- _Directive_:
Search the material for "Theologiæ" and show all lines that contain it.

- _Dataset excerpts_:
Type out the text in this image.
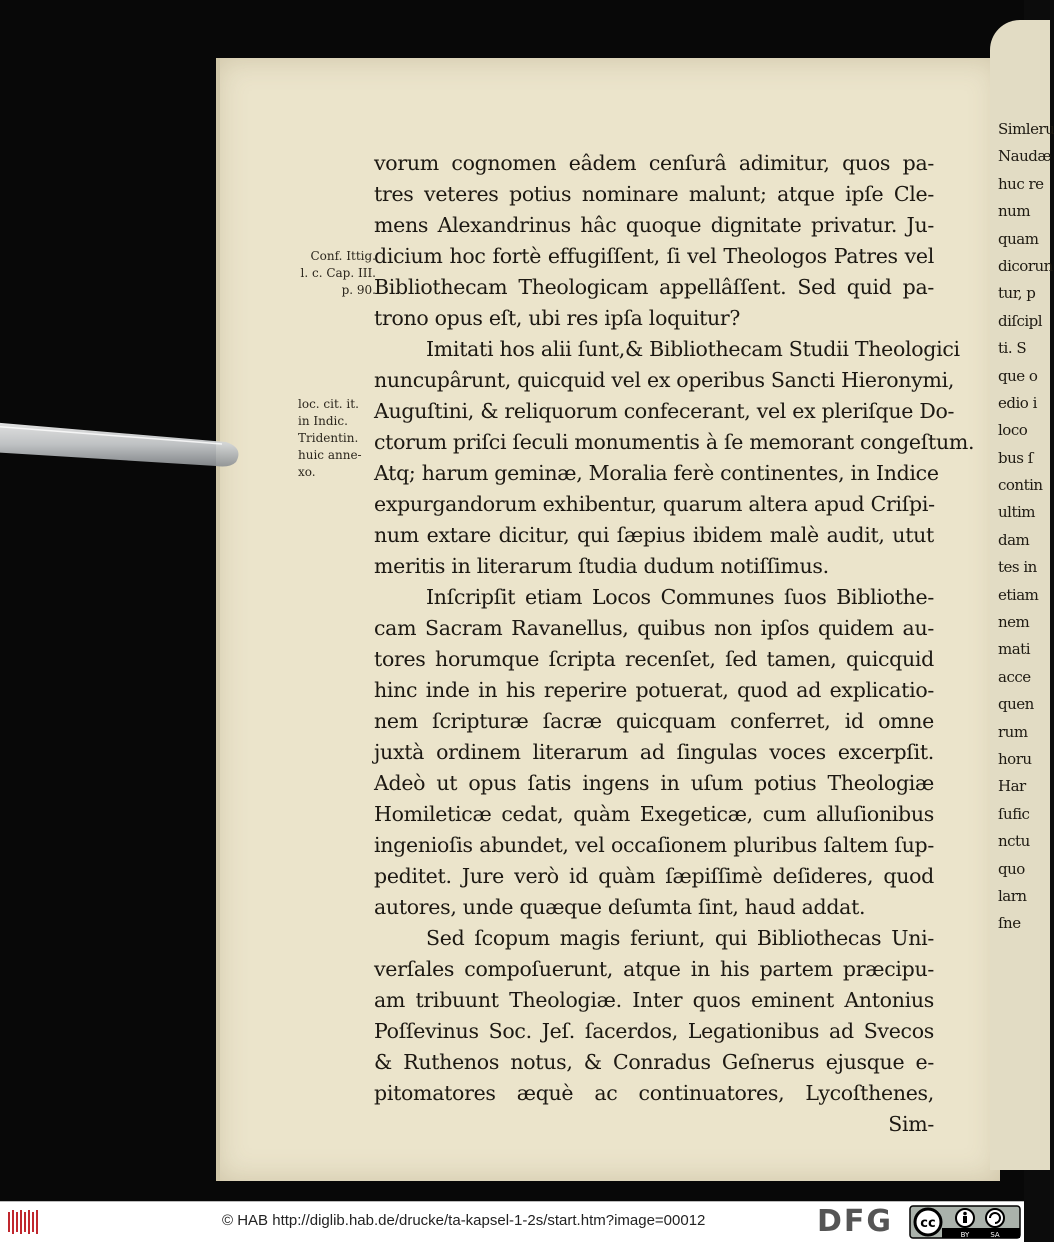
Simleru
Naudæ
huc re
num
quam
dicorun
tur, p
diſcipl
ti. S
que o
edio i
loco
bus ſ
contin
ultim
dam
tes in
etiam
nem
mati
acce
quen
rum
horu
Har
ſufic
nctu
quo
larn
ſne
Conf. Ittig.
l. c. Cap. III.
p. 90.
loc. cit. it.
in Indic.
Tridentin.
huic anne-
xo.
vorum cognomen eâdem cenſurâ adimitur, quos pa-
tres veteres potius nominare malunt; atque ipſe Cle-
mens Alexandrinus hâc quoque dignitate privatur. Ju-
dicium hoc fortè effugiſſent, ſi vel Theologos Patres vel
Bibliothecam Theologicam appellâſſent. Sed quid pa-
trono opus eſt, ubi res ipſa loquitur?
Imitati hos alii ſunt,& Bibliothecam Studii Theologici
nuncupârunt, quicquid vel ex operibus Sancti Hieronymi,
Auguſtini, & reliquorum confecerant, vel ex pleriſque Do-
ctorum priſci ſeculi monumentis à ſe memorant congeſtum.
Atq; harum geminæ, Moralia ferè continentes, in Indice
expurgandorum exhibentur, quarum altera apud Criſpi-
num extare dicitur, qui ſæpius ibidem malè audit, utut
meritis in literarum ſtudia dudum notiſſimus.
Inſcripſit etiam Locos Communes ſuos Bibliothe-
cam Sacram Ravanellus, quibus non ipſos quidem au-
tores horumque ſcripta recenſet, ſed tamen, quicquid
hinc inde in his reperire potuerat, quod ad explicatio-
nem ſcripturæ ſacræ quicquam conferret, id omne
juxtà ordinem literarum ad ſingulas voces excerpſit.
Adeò ut opus ſatis ingens in uſum potius Theologiæ
Homileticæ cedat, quàm Exegeticæ, cum alluſionibus
ingenioſis abundet, vel occaſionem pluribus ſaltem ſup-
peditet. Jure verò id quàm ſæpiſſimè deſideres, quod
autores, unde quæque deſumta ſint, haud addat.
Sed ſcopum magis feriunt, qui Bibliothecas Uni-
verſales compoſuerunt, atque in his partem præcipu-
am tribuunt Theologiæ. Inter quos eminent Antonius
Poſſevinus Soc. Jeſ. ſacerdos, Legationibus ad Svecos
& Ruthenos notus, & Conradus Geſnerus ejusque e-
pitomatores æquè ac continuatores, Lycoſthenes,
Sim-
© HAB http://diglib.hab.de/drucke/ta-kapsel-1-2s/start.htm?image=00012	DFG	cc
BY	SA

- _Completed exercise_:
Adeò ut opus ſatis ingens in uſum potius Theologiæ
am tribuunt Theologiæ. Inter quos eminent Antonius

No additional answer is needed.